List of tasks:
1) According to the windowFunnel documentation, what data type must the conditions cond1, cond2, and so on have?
2) Pick up the windowFunnel documentation after its last sentence and keep writing it.

Exercise text section start

Searches for event chains in a sliding time window and calculates the maximum number of events that occurred from the chain.

windowFunnel(window, [mode])(timestamp, cond1, cond2, cond3, ...)

Parameters:

• window — Length of the sliding window in seconds.
• mode - It is an optional argument.
• 'strict' - When the 'strict' is set, the windowFunnel() applies conditions only for the unique values.
• timestamp — Name of the column containing the timestamp. Data types supported: Date, DateTime, and other unsigned integer types (note that even though timestamp supports the UInt64 type, it's value can't exceed the Int64 maximum, which is 2^63 - 1).
• cond1, cond2... — Conditions or data describing the chain of events. Data type: UInt8. Values can be 0 or 1.

Algorithm

• The function searches for data that triggers the first condition in the chain and sets the event counter to 1. This is the moment when the sliding window starts.
• If events from the chain occur sequentially within the window, the counter is incremented. If the sequence of events is disrupted, the counter isn't incremented.
• If the data has multiple event chains at varying points of completion, the function will only output the size of the longest chain.

Exercise text section end
Information shown section start

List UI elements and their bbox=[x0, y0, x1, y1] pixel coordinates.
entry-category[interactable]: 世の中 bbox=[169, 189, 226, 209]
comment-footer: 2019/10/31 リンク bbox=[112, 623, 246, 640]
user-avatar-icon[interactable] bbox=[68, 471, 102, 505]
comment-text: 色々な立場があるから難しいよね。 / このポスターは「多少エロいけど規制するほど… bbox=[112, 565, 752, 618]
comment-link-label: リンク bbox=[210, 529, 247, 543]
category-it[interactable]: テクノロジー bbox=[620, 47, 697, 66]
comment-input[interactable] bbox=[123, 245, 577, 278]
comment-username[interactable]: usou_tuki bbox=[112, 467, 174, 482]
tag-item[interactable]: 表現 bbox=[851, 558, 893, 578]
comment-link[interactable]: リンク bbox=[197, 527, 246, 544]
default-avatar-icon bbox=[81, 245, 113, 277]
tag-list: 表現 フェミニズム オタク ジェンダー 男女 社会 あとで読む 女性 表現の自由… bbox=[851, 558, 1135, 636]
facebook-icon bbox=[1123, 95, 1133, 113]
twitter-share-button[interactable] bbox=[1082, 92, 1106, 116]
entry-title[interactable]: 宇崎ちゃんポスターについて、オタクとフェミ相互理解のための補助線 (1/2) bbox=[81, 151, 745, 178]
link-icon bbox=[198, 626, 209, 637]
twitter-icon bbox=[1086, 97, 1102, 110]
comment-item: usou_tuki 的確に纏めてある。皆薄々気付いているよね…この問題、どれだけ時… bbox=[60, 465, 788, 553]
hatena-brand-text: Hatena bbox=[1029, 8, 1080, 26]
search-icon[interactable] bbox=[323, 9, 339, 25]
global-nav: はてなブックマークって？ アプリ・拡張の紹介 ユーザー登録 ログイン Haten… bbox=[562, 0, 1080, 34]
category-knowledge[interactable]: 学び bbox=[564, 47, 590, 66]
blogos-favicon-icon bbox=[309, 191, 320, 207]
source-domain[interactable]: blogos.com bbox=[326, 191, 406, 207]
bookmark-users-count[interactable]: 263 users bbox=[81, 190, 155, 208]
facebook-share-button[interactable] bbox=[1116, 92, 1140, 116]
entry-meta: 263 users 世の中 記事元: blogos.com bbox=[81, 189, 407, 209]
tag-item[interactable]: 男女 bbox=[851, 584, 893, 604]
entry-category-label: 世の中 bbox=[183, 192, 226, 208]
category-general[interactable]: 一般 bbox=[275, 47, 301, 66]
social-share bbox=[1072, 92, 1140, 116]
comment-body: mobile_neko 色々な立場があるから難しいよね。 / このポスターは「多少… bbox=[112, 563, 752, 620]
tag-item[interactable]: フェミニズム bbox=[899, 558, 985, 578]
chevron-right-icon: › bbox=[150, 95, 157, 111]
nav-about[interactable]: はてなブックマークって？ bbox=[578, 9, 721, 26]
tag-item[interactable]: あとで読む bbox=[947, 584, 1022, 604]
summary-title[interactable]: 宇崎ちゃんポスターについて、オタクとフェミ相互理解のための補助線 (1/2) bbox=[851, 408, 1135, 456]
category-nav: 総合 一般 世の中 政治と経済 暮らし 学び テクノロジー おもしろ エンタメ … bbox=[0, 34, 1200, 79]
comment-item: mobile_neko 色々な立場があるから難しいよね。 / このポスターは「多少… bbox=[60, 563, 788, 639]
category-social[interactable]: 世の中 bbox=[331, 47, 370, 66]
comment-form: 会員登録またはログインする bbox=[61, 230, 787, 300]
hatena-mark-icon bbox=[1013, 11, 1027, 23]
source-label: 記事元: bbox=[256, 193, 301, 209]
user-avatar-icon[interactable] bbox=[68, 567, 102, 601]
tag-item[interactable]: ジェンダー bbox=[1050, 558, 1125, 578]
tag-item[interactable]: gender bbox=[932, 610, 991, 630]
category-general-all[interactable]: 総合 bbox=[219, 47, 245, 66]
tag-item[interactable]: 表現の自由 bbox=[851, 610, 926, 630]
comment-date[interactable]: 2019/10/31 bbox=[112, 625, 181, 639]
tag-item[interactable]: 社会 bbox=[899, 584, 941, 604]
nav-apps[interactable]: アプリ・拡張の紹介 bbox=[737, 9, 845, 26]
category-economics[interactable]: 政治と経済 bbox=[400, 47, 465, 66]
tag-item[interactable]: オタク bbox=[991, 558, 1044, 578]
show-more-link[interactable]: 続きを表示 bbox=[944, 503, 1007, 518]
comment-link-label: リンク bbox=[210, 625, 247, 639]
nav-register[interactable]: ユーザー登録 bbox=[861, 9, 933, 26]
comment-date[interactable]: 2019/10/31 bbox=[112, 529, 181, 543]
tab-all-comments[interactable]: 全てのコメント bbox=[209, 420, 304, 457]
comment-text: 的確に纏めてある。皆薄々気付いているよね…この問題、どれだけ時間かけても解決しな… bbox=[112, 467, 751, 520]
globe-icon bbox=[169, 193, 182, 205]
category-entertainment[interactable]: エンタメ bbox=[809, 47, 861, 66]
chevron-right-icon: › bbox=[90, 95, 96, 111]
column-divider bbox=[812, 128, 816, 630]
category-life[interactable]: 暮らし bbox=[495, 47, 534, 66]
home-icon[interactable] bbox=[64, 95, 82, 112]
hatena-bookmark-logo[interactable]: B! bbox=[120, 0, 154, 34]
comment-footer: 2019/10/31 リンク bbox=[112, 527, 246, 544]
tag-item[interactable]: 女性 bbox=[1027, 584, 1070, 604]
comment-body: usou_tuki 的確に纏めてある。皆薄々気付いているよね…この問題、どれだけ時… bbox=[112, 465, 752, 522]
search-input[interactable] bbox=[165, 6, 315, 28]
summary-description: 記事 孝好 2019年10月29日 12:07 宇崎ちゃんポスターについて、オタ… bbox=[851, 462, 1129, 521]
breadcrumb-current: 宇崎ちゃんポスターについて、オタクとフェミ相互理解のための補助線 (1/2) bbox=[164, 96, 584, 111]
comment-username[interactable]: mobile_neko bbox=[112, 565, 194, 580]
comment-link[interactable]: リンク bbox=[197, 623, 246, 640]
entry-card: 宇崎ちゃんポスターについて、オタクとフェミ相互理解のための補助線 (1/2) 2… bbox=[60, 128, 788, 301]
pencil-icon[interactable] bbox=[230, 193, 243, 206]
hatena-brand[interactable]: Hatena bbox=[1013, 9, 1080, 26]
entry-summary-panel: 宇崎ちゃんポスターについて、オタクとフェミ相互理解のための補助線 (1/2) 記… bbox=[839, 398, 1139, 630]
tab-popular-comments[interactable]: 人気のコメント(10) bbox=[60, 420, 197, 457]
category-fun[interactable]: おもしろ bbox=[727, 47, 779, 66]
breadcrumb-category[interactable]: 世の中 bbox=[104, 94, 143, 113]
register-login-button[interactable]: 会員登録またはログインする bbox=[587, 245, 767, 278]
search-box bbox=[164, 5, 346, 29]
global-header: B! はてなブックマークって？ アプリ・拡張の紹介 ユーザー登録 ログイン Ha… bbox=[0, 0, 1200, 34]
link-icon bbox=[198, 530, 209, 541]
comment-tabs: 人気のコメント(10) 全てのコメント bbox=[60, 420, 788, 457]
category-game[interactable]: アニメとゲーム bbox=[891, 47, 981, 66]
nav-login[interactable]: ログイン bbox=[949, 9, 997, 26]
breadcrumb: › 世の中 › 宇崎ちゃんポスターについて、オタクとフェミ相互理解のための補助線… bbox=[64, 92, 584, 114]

Information shown section end

Answers per task:
1) UInt8, with values of 0 or 1.

2)
Returned value

• Integer. The maximum number of consecutive triggered conditions from the chain within the sliding time window. All the chains in the selection are analyzed.

Example

Determine if one hour is enough for the user to select a phone and purchase it in the online store.

Set the following chain of events:

1. The user logged in to their account on the store (eventID=1001).
2. The user searches for a phone (eventID = 1003, product = 'phone').
3. The user placed an order (eventID = 1009).

To find out how far the user user_id could get through the chain in an hour in January of 2017, make the query:

SELECT
level,
count() AS c
FROM
(
SELECT
user_id,
windowFunnel(3600)(timestamp, eventID = 1001, eventID = 1003 AND product = 'phone', eventID = 1009) AS level
FROM trend_event
WHERE (event_date >= '2017-01-01') AND (event_date <= '2017-01-31')
GROUP BY user_id
)
GROUP BY level
ORDER BY level

Simply, the level value could only be 0, 1, 2, 3, it means the maxium event action stage that one user could reach.

retention(cond1, cond2, ...)

Retention refers to the ability of a company or product to retain its customers over some specified periods.

cond1, cond2 ... is from one to 32 arguments of type UInt8 that indicate whether a certain condition was met for the event

Example:

Consider you are doing a website analytics, intend to calculate the retention of customers

This could be easily calculate by retention

SELECT
sum(r) AS r1,
sum(r) AS r2,
sum(r) AS r3
FROM
(
SELECT
uid,
retention(date = '2018-08-10', date = '2018-08-11', date = '2018-08-12') AS r
FROM events
WHERE date IN ('2018-08-10', '2018-08-11', '2018-08-12')
GROUP BY uid
)

Simply, r1 means the number of unique visitors who met the cond1 condition, r2 means the number of unique visitors who met cond1 and cond2 conditions, r3 means the number of unique visitors who met cond1 and cond3 conditions.

uniqUpTo(N)(x)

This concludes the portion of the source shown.